--- Exercise inputs ---

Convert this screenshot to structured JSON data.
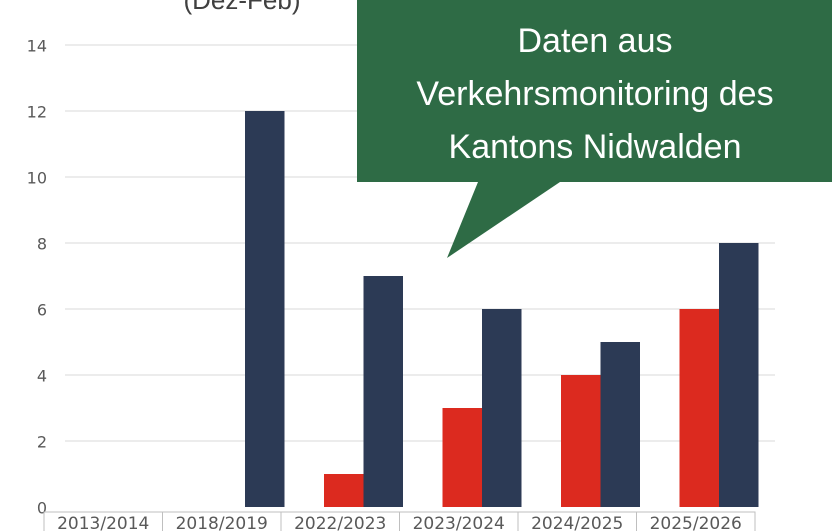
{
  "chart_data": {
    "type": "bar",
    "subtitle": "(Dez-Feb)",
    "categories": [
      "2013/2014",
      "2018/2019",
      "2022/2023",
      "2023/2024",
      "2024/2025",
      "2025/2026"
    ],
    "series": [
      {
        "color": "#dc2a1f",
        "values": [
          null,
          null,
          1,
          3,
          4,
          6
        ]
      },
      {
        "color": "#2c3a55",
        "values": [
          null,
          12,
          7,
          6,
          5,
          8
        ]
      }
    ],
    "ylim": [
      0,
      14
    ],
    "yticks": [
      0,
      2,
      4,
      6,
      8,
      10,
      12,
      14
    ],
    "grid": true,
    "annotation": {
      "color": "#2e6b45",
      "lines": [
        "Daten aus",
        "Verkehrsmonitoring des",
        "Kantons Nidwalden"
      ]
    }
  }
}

---
--- Exercise inputs ---

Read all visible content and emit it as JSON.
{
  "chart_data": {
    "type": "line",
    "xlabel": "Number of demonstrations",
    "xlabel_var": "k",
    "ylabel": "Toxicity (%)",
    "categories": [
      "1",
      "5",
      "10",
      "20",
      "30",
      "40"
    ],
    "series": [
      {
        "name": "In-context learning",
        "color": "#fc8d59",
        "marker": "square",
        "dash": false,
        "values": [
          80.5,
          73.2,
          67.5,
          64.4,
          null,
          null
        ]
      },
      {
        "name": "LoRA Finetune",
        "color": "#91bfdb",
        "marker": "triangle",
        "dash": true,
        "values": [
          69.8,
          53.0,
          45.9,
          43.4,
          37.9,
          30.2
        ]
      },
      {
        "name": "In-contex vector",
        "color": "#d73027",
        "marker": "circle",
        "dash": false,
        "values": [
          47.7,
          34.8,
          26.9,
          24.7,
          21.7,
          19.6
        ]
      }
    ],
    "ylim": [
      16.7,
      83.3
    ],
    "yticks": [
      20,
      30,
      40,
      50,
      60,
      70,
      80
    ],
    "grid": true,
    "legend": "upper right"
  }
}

---
--- Exercise inputs ---

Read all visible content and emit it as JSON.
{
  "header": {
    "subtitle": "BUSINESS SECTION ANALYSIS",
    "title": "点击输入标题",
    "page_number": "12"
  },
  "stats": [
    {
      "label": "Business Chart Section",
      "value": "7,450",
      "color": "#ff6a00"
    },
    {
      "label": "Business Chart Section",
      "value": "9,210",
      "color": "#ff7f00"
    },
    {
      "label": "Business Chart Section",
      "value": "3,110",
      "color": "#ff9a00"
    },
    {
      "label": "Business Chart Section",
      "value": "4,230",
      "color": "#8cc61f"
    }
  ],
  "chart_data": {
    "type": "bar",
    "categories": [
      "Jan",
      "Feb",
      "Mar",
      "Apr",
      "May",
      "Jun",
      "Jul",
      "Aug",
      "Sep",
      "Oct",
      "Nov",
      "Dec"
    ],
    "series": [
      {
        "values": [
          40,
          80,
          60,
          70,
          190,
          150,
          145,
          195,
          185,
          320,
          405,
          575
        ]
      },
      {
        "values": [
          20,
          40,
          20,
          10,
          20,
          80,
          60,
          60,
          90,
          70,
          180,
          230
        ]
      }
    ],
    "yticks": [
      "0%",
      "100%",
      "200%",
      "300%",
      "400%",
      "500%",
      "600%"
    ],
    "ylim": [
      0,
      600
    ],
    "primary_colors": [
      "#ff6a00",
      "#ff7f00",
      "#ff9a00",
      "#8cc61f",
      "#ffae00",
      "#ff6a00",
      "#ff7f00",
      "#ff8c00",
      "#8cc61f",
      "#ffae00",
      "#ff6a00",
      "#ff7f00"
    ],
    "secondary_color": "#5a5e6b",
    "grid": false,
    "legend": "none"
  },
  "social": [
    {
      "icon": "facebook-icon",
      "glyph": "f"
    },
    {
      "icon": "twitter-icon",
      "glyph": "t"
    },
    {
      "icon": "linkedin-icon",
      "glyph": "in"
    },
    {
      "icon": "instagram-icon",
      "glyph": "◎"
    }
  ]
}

---

◆ What you need to do
Every line holding "icon" should be copied out.

◆ Expected answer
      "icon": "facebook-icon",
      "icon": "twitter-icon",
      "icon": "linkedin-icon",
      "icon": "instagram-icon",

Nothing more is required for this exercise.